(Element box annotations)
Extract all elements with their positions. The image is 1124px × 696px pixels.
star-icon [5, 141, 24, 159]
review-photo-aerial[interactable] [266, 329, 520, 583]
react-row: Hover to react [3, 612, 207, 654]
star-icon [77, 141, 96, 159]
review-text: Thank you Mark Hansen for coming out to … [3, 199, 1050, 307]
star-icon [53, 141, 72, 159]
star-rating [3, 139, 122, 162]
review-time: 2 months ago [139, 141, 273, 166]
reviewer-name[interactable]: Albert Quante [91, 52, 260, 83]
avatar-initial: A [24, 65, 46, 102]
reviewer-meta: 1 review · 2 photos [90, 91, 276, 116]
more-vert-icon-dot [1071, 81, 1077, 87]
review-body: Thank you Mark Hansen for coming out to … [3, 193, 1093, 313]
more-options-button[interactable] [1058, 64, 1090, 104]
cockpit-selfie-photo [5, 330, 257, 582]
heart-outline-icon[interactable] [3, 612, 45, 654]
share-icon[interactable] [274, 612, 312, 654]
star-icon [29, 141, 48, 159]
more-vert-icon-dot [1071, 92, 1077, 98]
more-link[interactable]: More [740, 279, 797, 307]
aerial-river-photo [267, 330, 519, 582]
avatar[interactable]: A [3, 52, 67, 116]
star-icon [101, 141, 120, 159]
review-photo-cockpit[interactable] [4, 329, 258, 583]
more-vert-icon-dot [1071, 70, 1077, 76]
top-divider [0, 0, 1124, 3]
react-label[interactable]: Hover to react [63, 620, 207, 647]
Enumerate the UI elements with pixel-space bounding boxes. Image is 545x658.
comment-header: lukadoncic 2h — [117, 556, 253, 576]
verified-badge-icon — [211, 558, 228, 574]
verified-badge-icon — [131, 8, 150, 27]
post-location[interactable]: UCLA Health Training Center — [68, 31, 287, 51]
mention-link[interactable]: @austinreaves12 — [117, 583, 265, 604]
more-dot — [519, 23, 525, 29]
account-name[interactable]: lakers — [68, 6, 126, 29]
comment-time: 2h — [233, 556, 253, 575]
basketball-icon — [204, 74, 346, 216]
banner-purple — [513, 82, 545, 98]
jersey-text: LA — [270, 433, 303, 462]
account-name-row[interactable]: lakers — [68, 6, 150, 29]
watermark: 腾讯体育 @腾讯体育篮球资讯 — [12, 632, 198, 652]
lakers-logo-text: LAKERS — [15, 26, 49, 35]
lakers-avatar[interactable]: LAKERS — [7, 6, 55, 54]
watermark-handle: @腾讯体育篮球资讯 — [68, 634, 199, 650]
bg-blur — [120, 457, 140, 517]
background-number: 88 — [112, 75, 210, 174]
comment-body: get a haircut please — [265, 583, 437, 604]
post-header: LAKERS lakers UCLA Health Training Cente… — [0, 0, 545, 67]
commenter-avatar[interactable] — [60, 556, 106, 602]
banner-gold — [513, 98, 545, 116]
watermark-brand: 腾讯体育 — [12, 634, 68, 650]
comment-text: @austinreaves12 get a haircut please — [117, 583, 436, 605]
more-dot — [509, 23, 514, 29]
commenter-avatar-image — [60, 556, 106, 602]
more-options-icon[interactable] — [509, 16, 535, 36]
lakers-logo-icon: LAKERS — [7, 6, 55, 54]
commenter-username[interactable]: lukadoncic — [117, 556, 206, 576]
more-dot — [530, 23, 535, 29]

» **What you are asked to do**: Reproduce every line of the listing above word for word, changing nothing.

» **Final result**:
Extract all elements with their positions. The image is 1124px × 696px pixels.
star-icon [5, 141, 24, 159]
review-photo-aerial[interactable] [266, 329, 520, 583]
react-row: Hover to react [3, 612, 207, 654]
star-icon [77, 141, 96, 159]
review-text: Thank you Mark Hansen for coming out to … [3, 199, 1050, 307]
star-icon [53, 141, 72, 159]
star-rating [3, 139, 122, 162]
review-time: 2 months ago [139, 141, 273, 166]
reviewer-name[interactable]: Albert Quante [91, 52, 260, 83]
avatar-initial: A [24, 65, 46, 102]
reviewer-meta: 1 review · 2 photos [90, 91, 276, 116]
more-vert-icon-dot [1071, 81, 1077, 87]
review-body: Thank you Mark Hansen for coming out to … [3, 193, 1093, 313]
more-options-button[interactable] [1058, 64, 1090, 104]
cockpit-selfie-photo [5, 330, 257, 582]
heart-outline-icon[interactable] [3, 612, 45, 654]
share-icon[interactable] [274, 612, 312, 654]
star-icon [29, 141, 48, 159]
more-vert-icon-dot [1071, 92, 1077, 98]
more-link[interactable]: More [740, 279, 797, 307]
aerial-river-photo [267, 330, 519, 582]
avatar[interactable]: A [3, 52, 67, 116]
star-icon [101, 141, 120, 159]
review-photo-cockpit[interactable] [4, 329, 258, 583]
more-vert-icon-dot [1071, 70, 1077, 76]
top-divider [0, 0, 1124, 3]
react-label[interactable]: Hover to react [63, 620, 207, 647]
Enumerate the UI elements with pixel-space bounding boxes. Image is 545x658.
comment-header: lukadoncic 2h — [117, 556, 253, 576]
verified-badge-icon — [211, 558, 228, 574]
verified-badge-icon — [131, 8, 150, 27]
post-location[interactable]: UCLA Health Training Center — [68, 31, 287, 51]
mention-link[interactable]: @austinreaves12 — [117, 583, 265, 604]
more-dot — [519, 23, 525, 29]
account-name[interactable]: lakers — [68, 6, 126, 29]
comment-time: 2h — [233, 556, 253, 575]
basketball-icon — [204, 74, 346, 216]
banner-purple — [513, 82, 545, 98]
jersey-text: LA — [270, 433, 303, 462]
account-name-row[interactable]: lakers — [68, 6, 150, 29]
watermark: 腾讯体育 @腾讯体育篮球资讯 — [12, 632, 198, 652]
lakers-logo-text: LAKERS — [15, 26, 49, 35]
lakers-avatar[interactable]: LAKERS — [7, 6, 55, 54]
watermark-handle: @腾讯体育篮球资讯 — [68, 634, 199, 650]
bg-blur — [120, 457, 140, 517]
background-number: 88 — [112, 75, 210, 174]
comment-body: get a haircut please — [265, 583, 437, 604]
post-header: LAKERS lakers UCLA Health Training Cente… — [0, 0, 545, 67]
commenter-avatar[interactable] — [60, 556, 106, 602]
banner-gold — [513, 98, 545, 116]
watermark-brand: 腾讯体育 — [12, 634, 68, 650]
comment-text: @austinreaves12 get a haircut please — [117, 583, 436, 605]
more-dot — [509, 23, 514, 29]
commenter-avatar-image — [60, 556, 106, 602]
more-options-icon[interactable] — [509, 16, 535, 36]
lakers-logo-icon: LAKERS — [7, 6, 55, 54]
commenter-username[interactable]: lukadoncic — [117, 556, 206, 576]
more-dot — [530, 23, 535, 29]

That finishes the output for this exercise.